*** Task material ***

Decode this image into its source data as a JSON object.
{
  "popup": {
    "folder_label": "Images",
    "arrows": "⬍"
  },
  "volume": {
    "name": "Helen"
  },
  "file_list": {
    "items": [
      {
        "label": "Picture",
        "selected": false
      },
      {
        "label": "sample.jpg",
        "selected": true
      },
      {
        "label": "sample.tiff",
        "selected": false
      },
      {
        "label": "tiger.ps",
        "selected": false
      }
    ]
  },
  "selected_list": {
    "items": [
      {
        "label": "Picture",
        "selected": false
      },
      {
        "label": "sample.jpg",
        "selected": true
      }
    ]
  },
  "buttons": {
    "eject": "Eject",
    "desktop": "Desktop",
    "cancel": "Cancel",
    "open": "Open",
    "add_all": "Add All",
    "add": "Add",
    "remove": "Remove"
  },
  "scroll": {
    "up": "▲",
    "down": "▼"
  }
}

***

**Task to carry out**
Repeat each entry word for word.

**Complete response**
Decode this image into its source data as a JSON object.
{
  "popup": {
    "folder_label": "Images",
    "arrows": "⬍"
  },
  "volume": {
    "name": "Helen"
  },
  "file_list": {
    "items": [
      {
        "label": "Picture",
        "selected": false
      },
      {
        "label": "sample.jpg",
        "selected": true
      },
      {
        "label": "sample.tiff",
        "selected": false
      },
      {
        "label": "tiger.ps",
        "selected": false
      }
    ]
  },
  "selected_list": {
    "items": [
      {
        "label": "Picture",
        "selected": false
      },
      {
        "label": "sample.jpg",
        "selected": true
      }
    ]
  },
  "buttons": {
    "eject": "Eject",
    "desktop": "Desktop",
    "cancel": "Cancel",
    "open": "Open",
    "add_all": "Add All",
    "add": "Add",
    "remove": "Remove"
  },
  "scroll": {
    "up": "▲",
    "down": "▼"
  }
}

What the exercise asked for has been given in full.